## begin Listed records

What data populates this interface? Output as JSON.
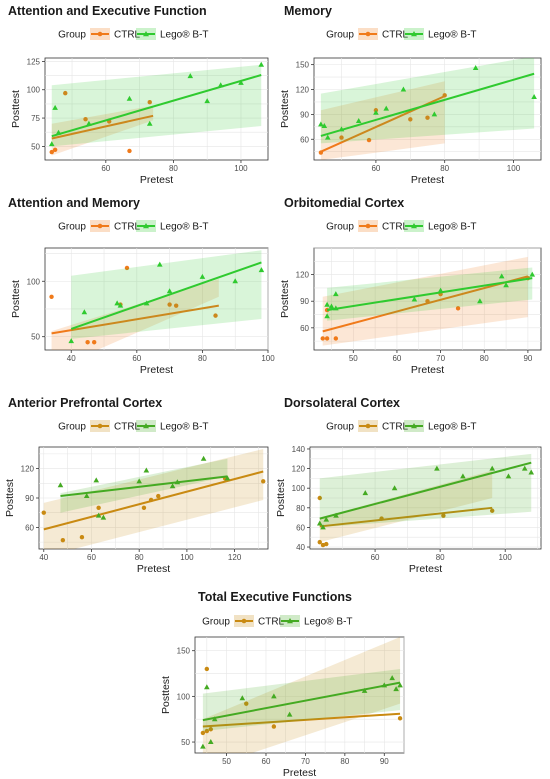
{
  "legend_title": "Group",
  "chart_data": [
    {
      "type": "scatter",
      "title": "Attention and Executive Function",
      "xlabel": "Pretest",
      "ylabel": "Posttest",
      "xlim": [
        42,
        108
      ],
      "ylim": [
        38,
        128
      ],
      "xticks": [
        60,
        80,
        100
      ],
      "yticks": [
        50,
        75,
        100,
        125
      ],
      "grid": true,
      "legend_position": "top",
      "series": [
        {
          "name": "CTRL",
          "color": "#f07a1a",
          "marker": "circle",
          "points": [
            [
              44,
              45
            ],
            [
              45,
              47
            ],
            [
              48,
              97
            ],
            [
              54,
              74
            ],
            [
              61,
              72
            ],
            [
              67,
              46
            ],
            [
              73,
              89
            ]
          ],
          "fit": [
            [
              44,
              57
            ],
            [
              74,
              77
            ]
          ],
          "band_low": [
            42,
            70
          ],
          "band_high": [
            73,
            86
          ]
        },
        {
          "name": "Lego® B-T",
          "color": "#2fca2f",
          "marker": "triangle",
          "points": [
            [
              44,
              52
            ],
            [
              45,
              84
            ],
            [
              46,
              62
            ],
            [
              55,
              70
            ],
            [
              67,
              92
            ],
            [
              73,
              70
            ],
            [
              85,
              112
            ],
            [
              90,
              90
            ],
            [
              94,
              104
            ],
            [
              100,
              106
            ],
            [
              106,
              122
            ]
          ],
          "fit": [
            [
              44,
              59
            ],
            [
              106,
              113
            ]
          ],
          "band_low": [
            50,
            104
          ],
          "band_high": [
            68,
            122
          ]
        }
      ]
    },
    {
      "type": "scatter",
      "title": "Memory",
      "xlabel": "Pretest",
      "ylabel": "Posttest",
      "xlim": [
        42,
        108
      ],
      "ylim": [
        35,
        158
      ],
      "xticks": [
        60,
        80,
        100
      ],
      "yticks": [
        60,
        90,
        120,
        150
      ],
      "grid": true,
      "legend_position": "top",
      "series": [
        {
          "name": "CTRL",
          "color": "#f07a1a",
          "marker": "circle",
          "points": [
            [
              44,
              44
            ],
            [
              50,
              62
            ],
            [
              58,
              59
            ],
            [
              60,
              95
            ],
            [
              70,
              84
            ],
            [
              75,
              86
            ],
            [
              80,
              113
            ]
          ],
          "fit": [
            [
              44,
              45
            ],
            [
              80,
              112
            ]
          ],
          "band_low": [
            35,
            95
          ],
          "band_high": [
            55,
            130
          ]
        },
        {
          "name": "Lego® B-T",
          "color": "#2fca2f",
          "marker": "triangle",
          "points": [
            [
              44,
              78
            ],
            [
              45,
              76
            ],
            [
              46,
              62
            ],
            [
              50,
              72
            ],
            [
              55,
              82
            ],
            [
              60,
              92
            ],
            [
              63,
              97
            ],
            [
              68,
              120
            ],
            [
              77,
              90
            ],
            [
              89,
              146
            ],
            [
              106,
              111
            ]
          ],
          "fit": [
            [
              44,
              64
            ],
            [
              106,
              139
            ]
          ],
          "band_low": [
            55,
            115
          ],
          "band_high": [
            73,
            160
          ]
        }
      ]
    },
    {
      "type": "scatter",
      "title": "Attention and Memory",
      "xlabel": "Pretest",
      "ylabel": "Posttest",
      "xlim": [
        32,
        100
      ],
      "ylim": [
        38,
        130
      ],
      "xticks": [
        40,
        60,
        80,
        100
      ],
      "yticks": [
        50,
        100
      ],
      "grid": true,
      "legend_position": "top",
      "series": [
        {
          "name": "CTRL",
          "color": "#f07a1a",
          "marker": "circle",
          "points": [
            [
              34,
              86
            ],
            [
              45,
              45
            ],
            [
              47,
              45
            ],
            [
              55,
              79
            ],
            [
              57,
              112
            ],
            [
              70,
              79
            ],
            [
              72,
              78
            ],
            [
              84,
              69
            ]
          ],
          "fit": [
            [
              34,
              53
            ],
            [
              85,
              78
            ]
          ],
          "band_low": [
            20,
            55
          ],
          "band_high": [
            86,
            102
          ]
        },
        {
          "name": "Lego® B-T",
          "color": "#2fca2f",
          "marker": "triangle",
          "points": [
            [
              40,
              46
            ],
            [
              44,
              72
            ],
            [
              54,
              80
            ],
            [
              55,
              78
            ],
            [
              63,
              80
            ],
            [
              67,
              115
            ],
            [
              70,
              91
            ],
            [
              80,
              104
            ],
            [
              90,
              100
            ],
            [
              98,
              110
            ]
          ],
          "fit": [
            [
              40,
              57
            ],
            [
              98,
              117
            ]
          ],
          "band_low": [
            48,
            105
          ],
          "band_high": [
            66,
            128
          ]
        }
      ]
    },
    {
      "type": "scatter",
      "title": "Orbitomedial Cortex",
      "xlabel": "Pretest",
      "ylabel": "Posttest",
      "xlim": [
        41,
        93
      ],
      "ylim": [
        35,
        150
      ],
      "xticks": [
        50,
        60,
        70,
        80,
        90
      ],
      "yticks": [
        60,
        90,
        120
      ],
      "grid": true,
      "legend_position": "top",
      "series": [
        {
          "name": "CTRL",
          "color": "#f07a1a",
          "marker": "circle",
          "points": [
            [
              43,
              48
            ],
            [
              44,
              80
            ],
            [
              44,
              48
            ],
            [
              46,
              48
            ],
            [
              67,
              90
            ],
            [
              70,
              98
            ],
            [
              74,
              82
            ],
            [
              90,
              116
            ]
          ],
          "fit": [
            [
              43,
              56
            ],
            [
              90,
              118
            ]
          ],
          "band_low": [
            40,
            95
          ],
          "band_high": [
            72,
            140
          ]
        },
        {
          "name": "Lego® B-T",
          "color": "#2fca2f",
          "marker": "triangle",
          "points": [
            [
              44,
              86
            ],
            [
              44,
              73
            ],
            [
              45,
              84
            ],
            [
              46,
              98
            ],
            [
              46,
              82
            ],
            [
              64,
              92
            ],
            [
              70,
              102
            ],
            [
              79,
              90
            ],
            [
              84,
              118
            ],
            [
              85,
              108
            ],
            [
              91,
              120
            ]
          ],
          "fit": [
            [
              44,
              80
            ],
            [
              91,
              116
            ]
          ],
          "band_low": [
            68,
            105
          ],
          "band_high": [
            92,
            128
          ]
        }
      ]
    },
    {
      "type": "scatter",
      "title": "Anterior Prefrontal Cortex",
      "xlabel": "Pretest",
      "ylabel": "Posttest",
      "xlim": [
        38,
        134
      ],
      "ylim": [
        38,
        142
      ],
      "xticks": [
        40,
        60,
        80,
        100,
        120
      ],
      "yticks": [
        60,
        90,
        120
      ],
      "grid": true,
      "legend_position": "top",
      "series": [
        {
          "name": "CTRL",
          "color": "#c98a12",
          "marker": "circle",
          "points": [
            [
              40,
              75
            ],
            [
              48,
              47
            ],
            [
              56,
              50
            ],
            [
              63,
              80
            ],
            [
              82,
              80
            ],
            [
              85,
              88
            ],
            [
              88,
              92
            ],
            [
              116,
              110
            ],
            [
              132,
              107
            ]
          ],
          "fit": [
            [
              40,
              58
            ],
            [
              132,
              117
            ]
          ],
          "band_low": [
            30,
            85
          ],
          "band_high": [
            88,
            140
          ]
        },
        {
          "name": "Lego® B-T",
          "color": "#44aa22",
          "marker": "triangle",
          "points": [
            [
              47,
              103
            ],
            [
              58,
              92
            ],
            [
              62,
              108
            ],
            [
              63,
              72
            ],
            [
              65,
              70
            ],
            [
              80,
              107
            ],
            [
              83,
              118
            ],
            [
              94,
              102
            ],
            [
              96,
              106
            ],
            [
              107,
              130
            ],
            [
              117,
              110
            ]
          ],
          "fit": [
            [
              47,
              92
            ],
            [
              117,
              112
            ]
          ],
          "band_low": [
            75,
            95
          ],
          "band_high": [
            112,
            130
          ]
        }
      ]
    },
    {
      "type": "scatter",
      "title": "Dorsolateral Cortex",
      "xlabel": "Pretest",
      "ylabel": "Posttest",
      "xlim": [
        40,
        111
      ],
      "ylim": [
        38,
        142
      ],
      "xticks": [
        60,
        80,
        100
      ],
      "yticks": [
        40,
        60,
        80,
        100,
        120,
        140
      ],
      "grid": true,
      "legend_position": "top",
      "series": [
        {
          "name": "CTRL",
          "color": "#c98a12",
          "marker": "circle",
          "points": [
            [
              43,
              90
            ],
            [
              43,
              45
            ],
            [
              44,
              42
            ],
            [
              45,
              43
            ],
            [
              62,
              69
            ],
            [
              81,
              72
            ],
            [
              96,
              77
            ]
          ],
          "fit": [
            [
              43,
              61
            ],
            [
              96,
              80
            ]
          ],
          "band_low": [
            45,
            70
          ],
          "band_high": [
            90,
            118
          ]
        },
        {
          "name": "Lego® B-T",
          "color": "#44aa22",
          "marker": "triangle",
          "points": [
            [
              43,
              64
            ],
            [
              44,
              60
            ],
            [
              45,
              68
            ],
            [
              48,
              72
            ],
            [
              57,
              95
            ],
            [
              66,
              100
            ],
            [
              79,
              120
            ],
            [
              87,
              112
            ],
            [
              96,
              120
            ],
            [
              101,
              112
            ],
            [
              106,
              120
            ],
            [
              108,
              116
            ]
          ],
          "fit": [
            [
              43,
              69
            ],
            [
              108,
              126
            ]
          ],
          "band_low": [
            60,
            110
          ],
          "band_high": [
            76,
            135
          ]
        }
      ]
    },
    {
      "type": "scatter",
      "title": "Total Executive Functions",
      "xlabel": "Pretest",
      "ylabel": "Posttest",
      "xlim": [
        42,
        95
      ],
      "ylim": [
        38,
        165
      ],
      "xticks": [
        50,
        60,
        70,
        80,
        90
      ],
      "yticks": [
        50,
        100,
        150
      ],
      "grid": true,
      "legend_position": "top",
      "series": [
        {
          "name": "CTRL",
          "color": "#c98a12",
          "marker": "circle",
          "points": [
            [
              44,
              60
            ],
            [
              45,
              130
            ],
            [
              45,
              62
            ],
            [
              46,
              64
            ],
            [
              55,
              92
            ],
            [
              62,
              67
            ],
            [
              94,
              76
            ]
          ],
          "fit": [
            [
              44,
              67
            ],
            [
              94,
              81
            ]
          ],
          "band_low": [
            20,
            75
          ],
          "band_high": [
            92,
            165
          ]
        },
        {
          "name": "Lego® B-T",
          "color": "#44aa22",
          "marker": "triangle",
          "points": [
            [
              44,
              45
            ],
            [
              45,
              110
            ],
            [
              46,
              50
            ],
            [
              47,
              75
            ],
            [
              54,
              98
            ],
            [
              62,
              100
            ],
            [
              66,
              80
            ],
            [
              85,
              106
            ],
            [
              90,
              112
            ],
            [
              92,
              120
            ],
            [
              93,
              108
            ],
            [
              94,
              112
            ]
          ],
          "fit": [
            [
              44,
              74
            ],
            [
              94,
              115
            ]
          ],
          "band_low": [
            62,
            103
          ],
          "band_high": [
            85,
            130
          ]
        }
      ]
    }
  ]
}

## end Listed records

Task requirements ::
From the records above, pull out every line containing the word "Attention".

Written solution ::
      "title": "Attention and Executive Function",
      "title": "Attention and Memory",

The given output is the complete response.